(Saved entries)

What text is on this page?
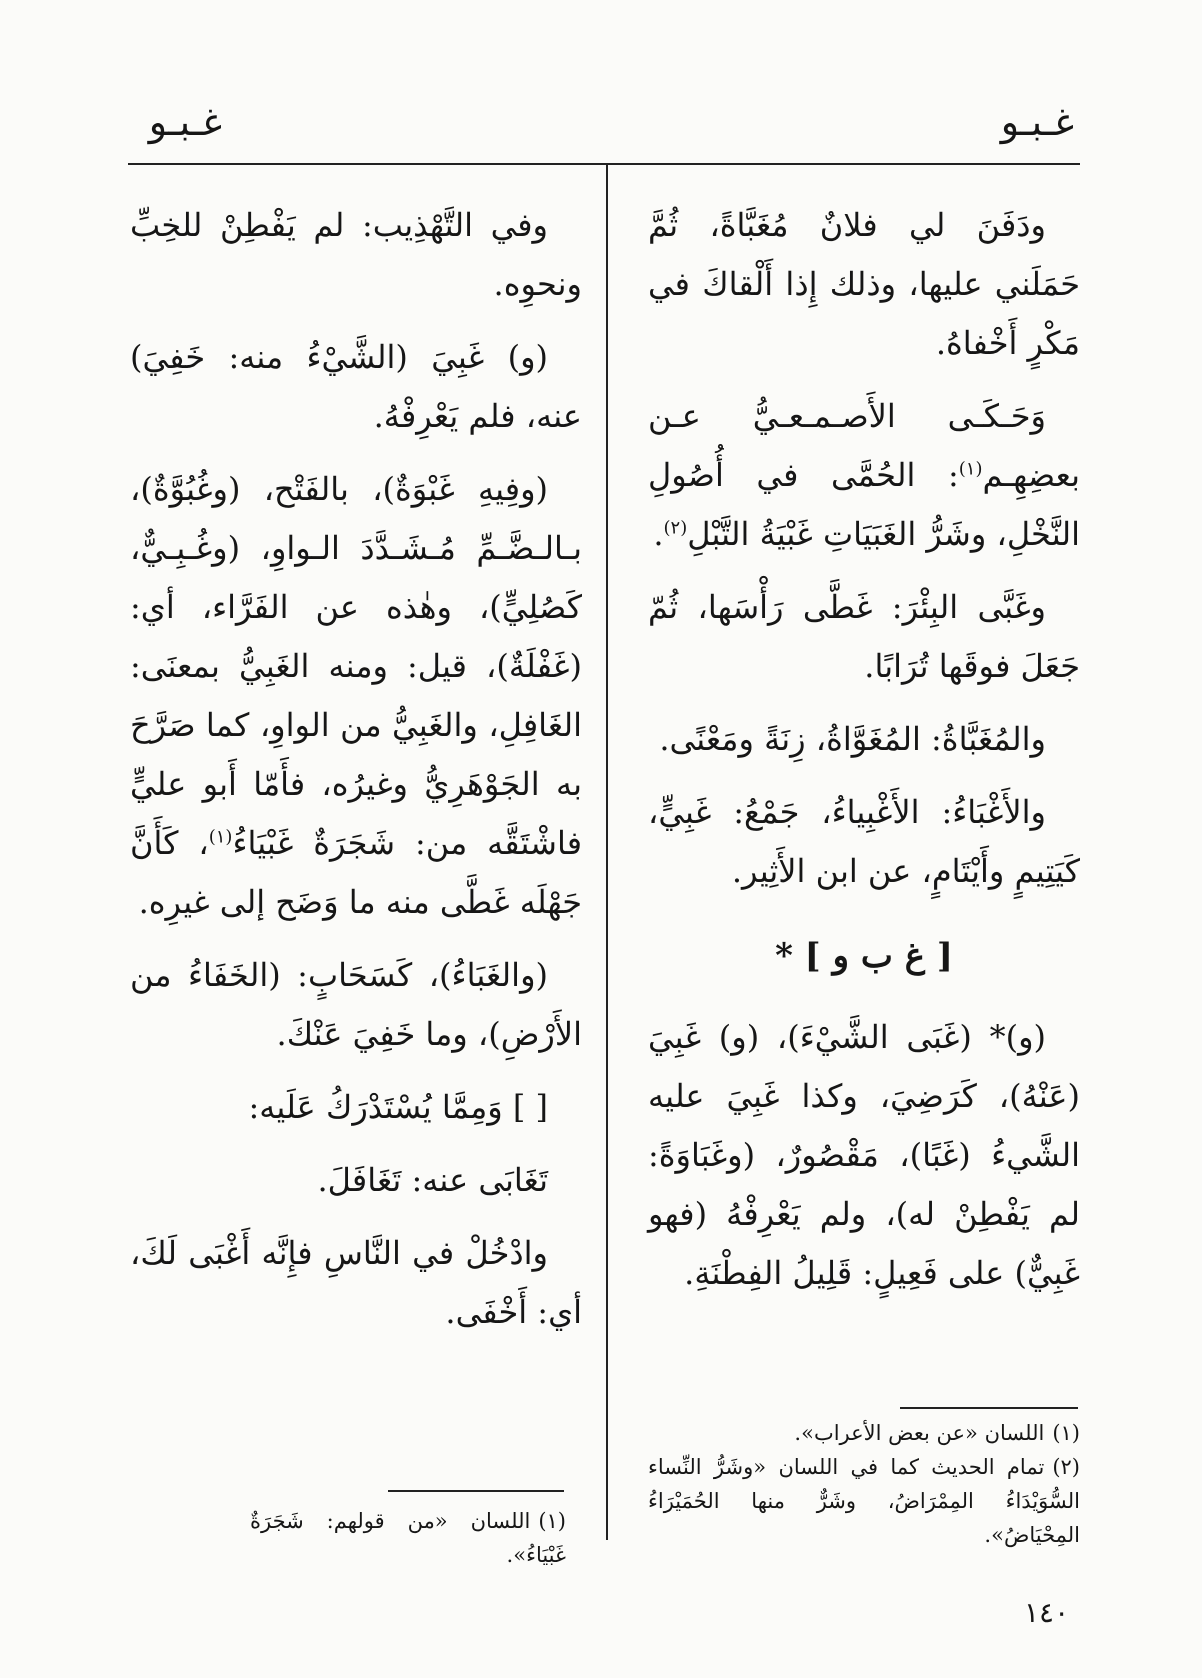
غـبـو
غـبـو

ودَفَنَ لي فلانٌ مُغَبَّاةً، ثُمَّ حَمَلَني عليها، وذلك إِذا أَلْقاكَ في مَكْرٍ أَخْفاهُ.

وَحَـكَـى الأَصـمـعـيُّ عـن بعضِهِـم$^{(١)}$: الحُمَّى في أُصُولِ النَّخْلِ، وشَرُّ الغَبَيَاتِ غَبْيَةُ التَّبْلِ$^{(٢)}$.

وغَبَّى البِئْرَ: غَطَّى رَأْسَها، ثُمّ جَعَلَ فوقَها تُرَابًا.

والمُغَبَّاةُ: المُغَوَّاةُ، زِنَةً ومَعْنًى.

والأَغْبَاءُ: الأَغْبِياءُ، جَمْعُ: غَبِيٍّ، كَيَتِيمٍ وأَيْتَامٍ، عن ابن الأَثِير.

[ غ ب و ] *

(و)* (غَبَى الشَّيْءَ)، (و) غَبِيَ (عَنْهُ)، كَرَضِيَ، وكذا غَبِيَ عليه الشَّيءُ (غَبًا)، مَقْصُورٌ، (وغَبَاوَةً: لم يَفْطِنْ له)، ولم يَعْرِفْهُ (فهو غَبِيٌّ) على فَعِيلٍ: قَلِيلُ الفِطْنَةِ.

(١)اللسان «عن بعض الأعراب».

(٢)تمام الحديث كما في اللسان «وشَرُّ النِّساء السُّوَيْدَاءُ المِمْرَاضُ، وشَرٌّ منها الحُمَيْرَاءُ المِحْيَاضُ».

وفي التَّهْذِيب: لم يَفْطِنْ للخِبِّ ونحوِه.

(و) غَبِيَ (الشَّيْءُ منه: خَفِيَ) عنه، فلم يَعْرِفْهُ.

(وفِيهِ غَبْوَةٌ)، بالفَتْح، (وغُبُوَّةٌ)، بـالـضَّـمِّ مُـشَـدَّدَ الـواوِ، (وغُـبِـيٌّ، كَصُلِيٍّ)، وهٰذه عن الفَرَّاء، أي: (غَفْلَةٌ)، قيل: ومنه الغَبِيُّ بمعنَى: الغَافِلِ، والغَبِيُّ من الواوِ، كما صَرَّحَ به الجَوْهَرِيُّ وغيرُه، فأَمّا أَبو عليٍّ فاشْتَقَّه من: شَجَرَةٌ غَبْيَاءُ$^{(١)}$، كَأَنَّ جَهْلَه غَطَّى منه ما وَضَح إلى غيرِه.

(والغَبَاءُ)، كَسَحَابٍ: (الخَفَاءُ من الأَرْضِ)، وما خَفِيَ عَنْكَ.

[ ] وَمِمَّا يُسْتَدْرَكُ عَلَيه:

تَغَابَى عنه: تَغَافَلَ.

وادْخُلْ في النَّاسِ فإِنَّه أَغْبَى لَكَ، أي: أَخْفَى.

(١)اللسان «من قولهم: شَجَرَةٌ غَبْيَاءُ».

١٤٠
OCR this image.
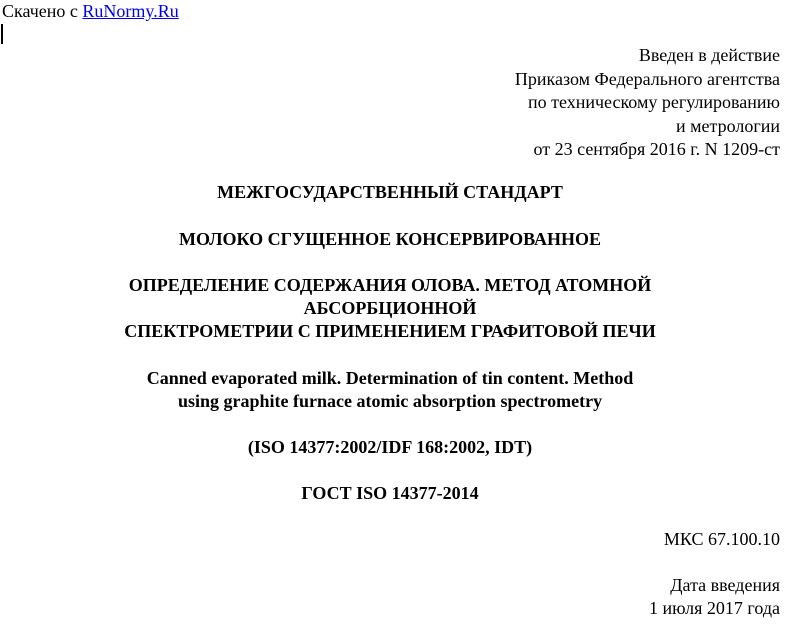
Скачено с RuNormy.Ru
Введен в действие
Приказом Федерального агентства
по техническому регулированию
и метрологии
от 23 сентября 2016 г. N 1209-ст
МЕЖГОСУДАРСТВЕННЫЙ СТАНДАРТ
МОЛОКО СГУЩЕННОЕ КОНСЕРВИРОВАННОЕ
ОПРЕДЕЛЕНИЕ СОДЕРЖАНИЯ ОЛОВА. МЕТОД АТОМНОЙ
АБСОРБЦИОННОЙ
СПЕКТРОМЕТРИИ С ПРИМЕНЕНИЕМ ГРАФИТОВОЙ ПЕЧИ
Canned evaporated milk. Determination of tin content. Method
using graphite furnace atomic absorption spectrometry
(ISO 14377:2002/IDF 168:2002, IDT)
ГОСТ ISO 14377-2014
МКС 67.100.10
Дата введения
1 июля 2017 года
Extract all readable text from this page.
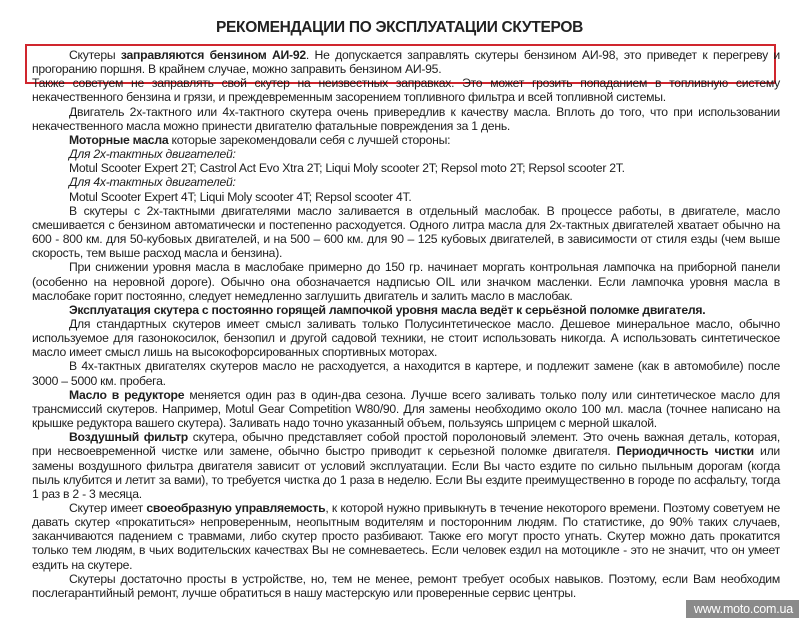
РЕКОМЕНДАЦИИ ПО ЭКСПЛУАТАЦИИ СКУТЕРОВ

Скутеры заправляются бензином АИ-92. Не допускается заправлять скутеры бензином АИ-98, это приведет к перегреву и прогоранию поршня. В крайнем случае, можно заправить бензином АИ-95.

Также советуем не заправлять свой скутер на неизвестных заправках. Это может грозить попаданием в топливную систему некачественного бензина и грязи, и преждевременным засорением топливного фильтра и всей топливной системы.

Двигатель 2х-тактного или 4х-тактного скутера очень привередлив к качеству масла. Вплоть до того, что при использовании некачественного масла можно принести двигателю фатальные повреждения за 1 день.

Моторные масла которые зарекомендовали себя с лучшей стороны:

Для 2х-тактных двигателей:

Motul Scooter Expert 2T; Castrol Act Evo Xtra 2T; Liqui Moly scooter 2T; Repsol moto 2T; Repsol scooter 2T.

Для 4х-тактных двигателей:

Motul Scooter Expert 4T; Liqui Moly scooter 4T; Repsol scooter 4T.

В скутеры с 2х-тактными двигателями масло заливается в отдельный маслобак. В процессе работы, в двигателе, масло смешивается с бензином автоматически и постепенно расходуется. Одного литра масла для 2х-тактных двигателей хватает обычно на 600 - 800 км. для 50-кубовых двигателей, и на 500 – 600 км. для 90 – 125 кубовых двигателей, в зависимости от стиля езды (чем выше скорость, тем выше расход масла и бензина).

При снижении уровня масла в маслобаке примерно до 150 гр. начинает моргать контрольная лампочка на приборной панели (особенно на неровной дороге). Обычно она обозначается надписью OIL или значком масленки. Если лампочка уровня масла в маслобаке горит постоянно, следует немедленно заглушить двигатель и залить масло в маслобак.

Эксплуатация скутера с постоянно горящей лампочкой уровня масла ведёт к серьёзной поломке двигателя.

Для стандартных скутеров имеет смысл заливать только Полусинтетическое масло. Дешевое минеральное масло, обычно используемое для газонокосилок, бензопил и другой садовой техники, не стоит использовать никогда. А использовать синтетическое масло имеет смысл лишь на высокофорсированных спортивных моторах.

В 4х-тактных двигателях скутеров масло не расходуется, а находится в картере, и подлежит замене (как в автомобиле) после 3000 – 5000 км. пробега.

Масло в редукторе меняется один раз в один-два сезона. Лучше всего заливать только полу или синтетическое масло для трансмиссий скутеров. Например, Motul Gear Competition W80/90. Для замены необходимо около 100 мл. масла (точнее написано на крышке редуктора вашего скутера). Заливать надо точно указанный объем, пользуясь шприцем с мерной шкалой.

Воздушный фильтр скутера, обычно представляет собой простой поролоновый элемент. Это очень важная деталь, которая, при несвоевременной чистке или замене, обычно быстро приводит к серьезной поломке двигателя. Периодичность чистки или замены воздушного фильтра двигателя зависит от условий эксплуатации. Если Вы часто ездите по сильно пыльным дорогам (когда пыль клубится и летит за вами), то требуется чистка до 1 раза в неделю. Если Вы ездите преимущественно в городе по асфальту, тогда 1 раз в 2 - 3 месяца.

Скутер имеет своеобразную управляемость, к которой нужно привыкнуть в течение некоторого времени. Поэтому советуем не давать скутер «прокатиться» непроверенным, неопытным водителям и посторонним людям. По статистике, до 90% таких случаев, заканчиваются падением с травмами, либо скутер просто разбивают. Также его могут просто угнать. Скутер можно дать прокатится только тем людям, в чьих водительских качествах Вы не сомневаетесь. Если человек ездил на мотоцикле - это не значит, что он умеет ездить на скутере.

Скутеры достаточно просты в устройстве, но, тем не менее, ремонт требует особых навыков. Поэтому, если Вам необходим послегарантийный ремонт, лучше обратиться в нашу мастерскую или проверенные сервис центры.

www.moto.com.ua
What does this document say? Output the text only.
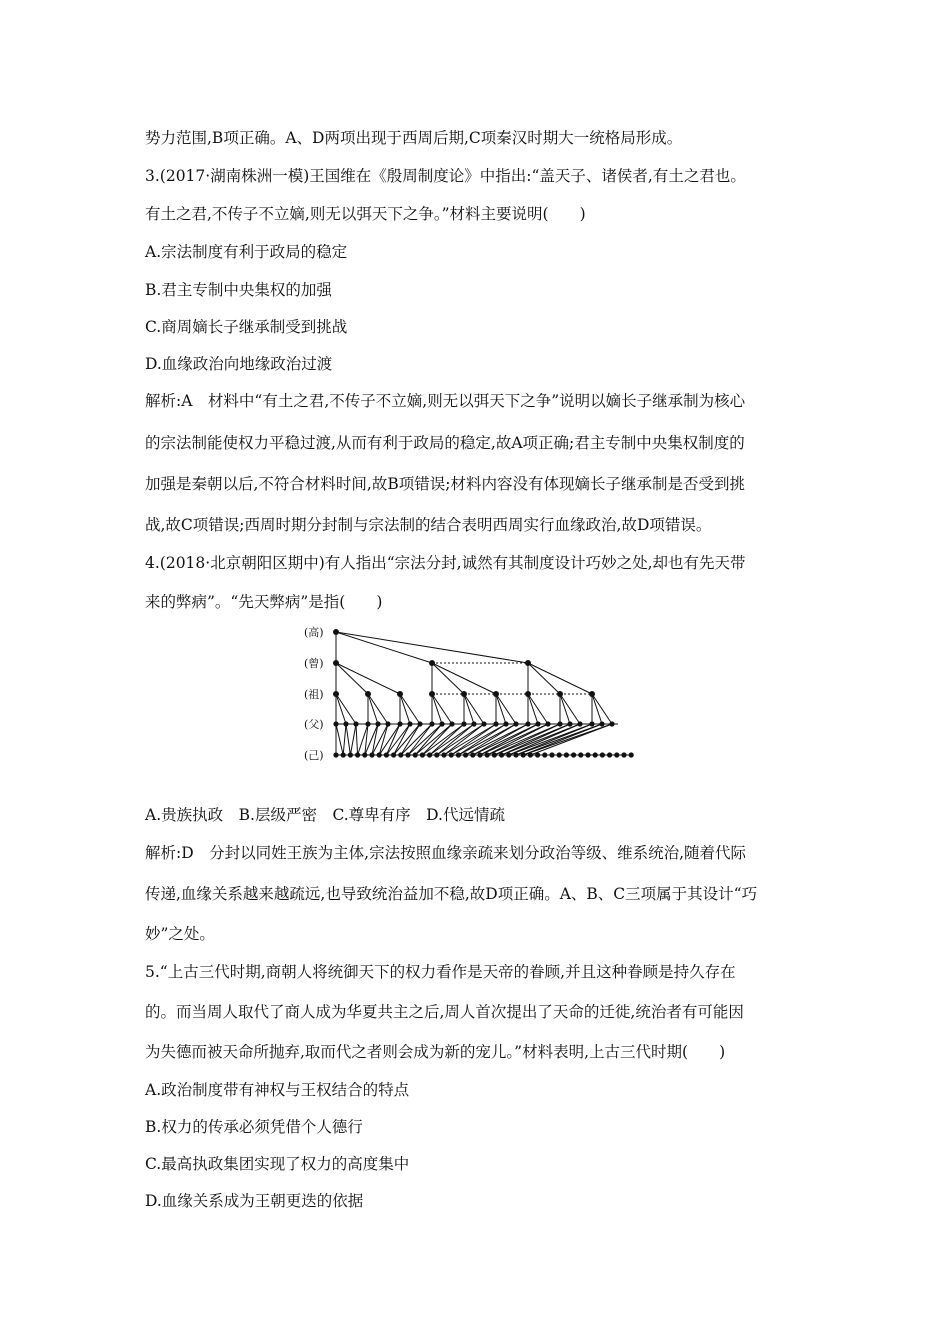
势力范围,B项正确。A、D两项出现于西周后期,C项秦汉时期大一统格局形成。
3.(2017·湖南株洲一模)王国维在《殷周制度论》中指出:“盖天子、诸侯者,有土之君也。
有土之君,不传子不立嫡,则无以弭天下之争。”材料主要说明(　　)
A.宗法制度有利于政局的稳定
B.君主专制中央集权的加强
C.商周嫡长子继承制受到挑战
D.血缘政治向地缘政治过渡
解析:A　材料中“有土之君,不传子不立嫡,则无以弭天下之争”说明以嫡长子继承制为核心
的宗法制能使权力平稳过渡,从而有利于政局的稳定,故A项正确;君主专制中央集权制度的
加强是秦朝以后,不符合材料时间,故B项错误;材料内容没有体现嫡长子继承制是否受到挑
战,故C项错误;西周时期分封制与宗法制的结合表明西周实行血缘政治,故D项错误。
4.(2018·北京朝阳区期中)有人指出“宗法分封,诚然有其制度设计巧妙之处,却也有先天带
来的弊病”。“先天弊病”是指(　　)
(高)
(曾)
(祖)
(父)
(己)
A.贵族执政　B.层级严密　C.尊卑有序　D.代远情疏
解析:D　分封以同姓王族为主体,宗法按照血缘亲疏来划分政治等级、维系统治,随着代际
传递,血缘关系越来越疏远,也导致统治益加不稳,故D项正确。A、B、C三项属于其设计“巧
妙”之处。
5.“上古三代时期,商朝人将统御天下的权力看作是天帝的眷顾,并且这种眷顾是持久存在
的。而当周人取代了商人成为华夏共主之后,周人首次提出了天命的迁徙,统治者有可能因
为失德而被天命所抛弃,取而代之者则会成为新的宠儿。”材料表明,上古三代时期(　　)
A.政治制度带有神权与王权结合的特点
B.权力的传承必须凭借个人德行
C.最高执政集团实现了权力的高度集中
D.血缘关系成为王朝更迭的依据
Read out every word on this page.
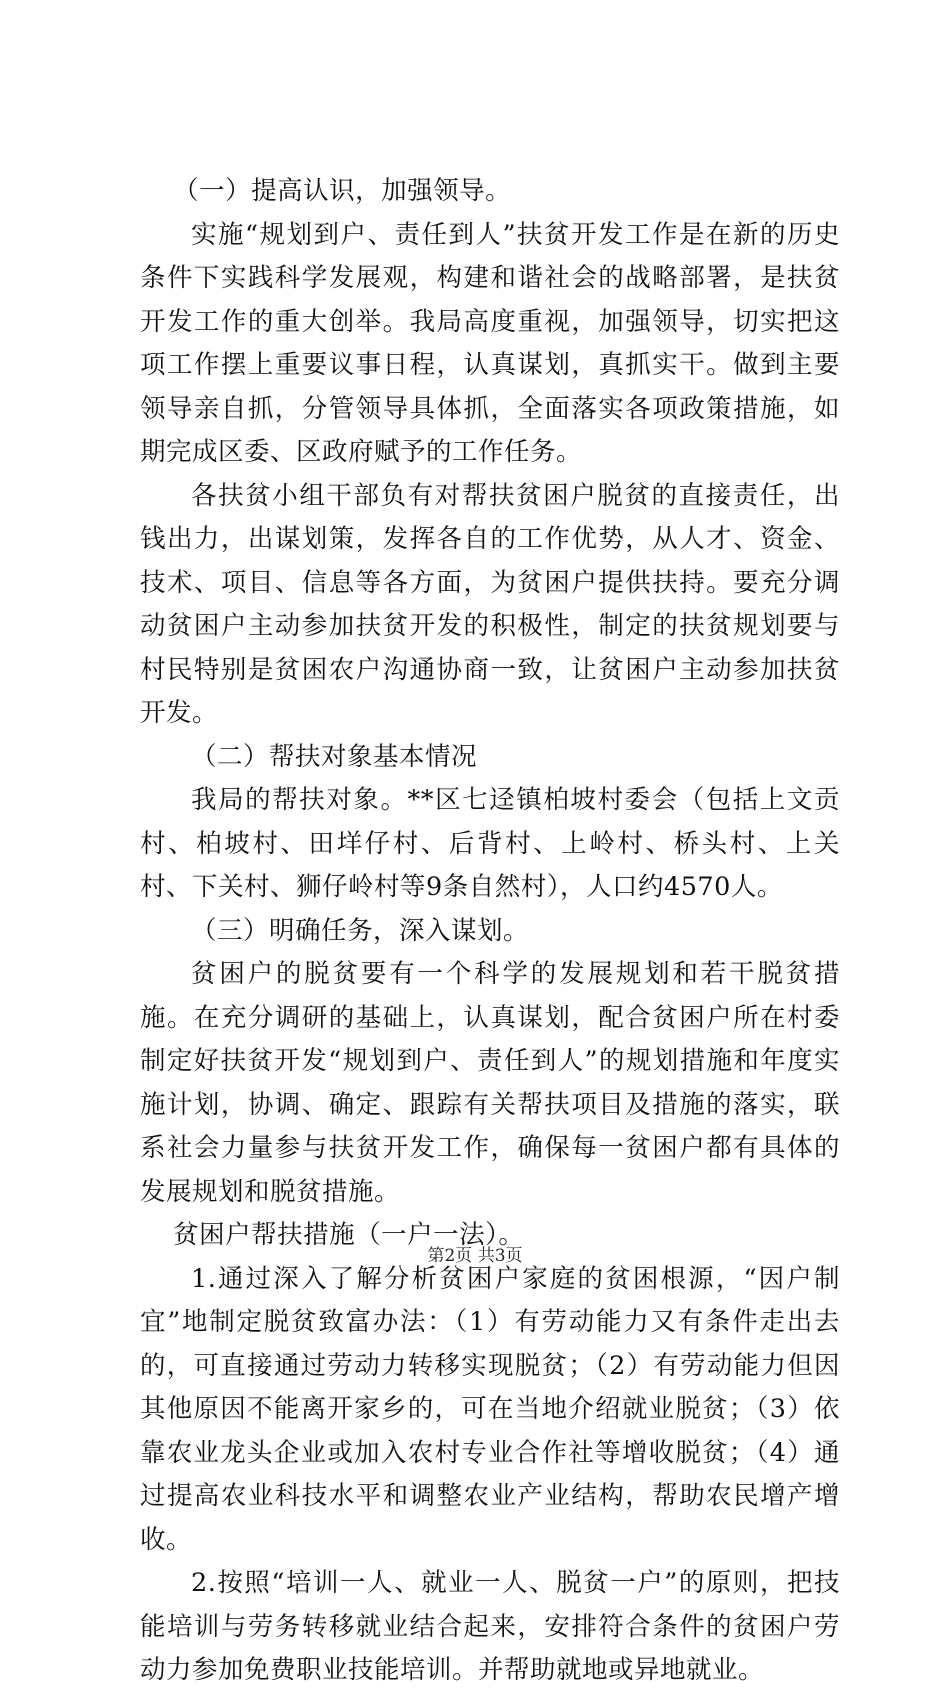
（一）提高认识，加强领导。

实施“规划到户、责任到人”扶贫开发工作是在新的历史条件下实践科学发展观，构建和谐社会的战略部署，是扶贫开发工作的重大创举。我局高度重视，加强领导，切实把这项工作摆上重要议事日程，认真谋划，真抓实干。做到主要领导亲自抓，分管领导具体抓，全面落实各项政策措施，如期完成区委、区政府赋予的工作任务。

各扶贫小组干部负有对帮扶贫困户脱贫的直接责任，出钱出力，出谋划策，发挥各自的工作优势，从人才、资金、技术、项目、信息等各方面，为贫困户提供扶持。要充分调动贫困户主动参加扶贫开发的积极性，制定的扶贫规划要与村民特别是贫困农户沟通协商一致，让贫困户主动参加扶贫开发。

（二）帮扶对象基本情况

我局的帮扶对象。**区七迳镇柏坡村委会（包括上文贡村、柏坡村、田垟仔村、后背村、上岭村、桥头村、上关村、下关村、狮仔岭村等9条自然村），人口约4570人。

（三）明确任务，深入谋划。

贫困户的脱贫要有一个科学的发展规划和若干脱贫措施。在充分调研的基础上，认真谋划，配合贫困户所在村委制定好扶贫开发“规划到户、责任到人”的规划措施和年度实施计划，协调、确定、跟踪有关帮扶项目及措施的落实，联系社会力量参与扶贫开发工作，确保每一贫困户都有具体的发展规划和脱贫措施。

贫困户帮扶措施（一户一法）。

1.通过深入了解分析贫困户家庭的贫困根源，“因户制宜”地制定脱贫致富办法：（1）有劳动能力又有条件走出去的，可直接通过劳动力转移实现脱贫；（2）有劳动能力但因其他原因不能离开家乡的，可在当地介绍就业脱贫；（3）依靠农业龙头企业或加入农村专业合作社等增收脱贫；（4）通过提高农业科技水平和调整农业产业结构，帮助农民增产增收。

2.按照“培训一人、就业一人、脱贫一户”的原则，把技能培训与劳务转移就业结合起来，安排符合条件的贫困户劳动力参加免费职业技能培训。并帮助就地或异地就业。

第2页 共3页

**Do this:** Provide the number of lines in the entries that include "можно", and no other text.

**The completed task:** 3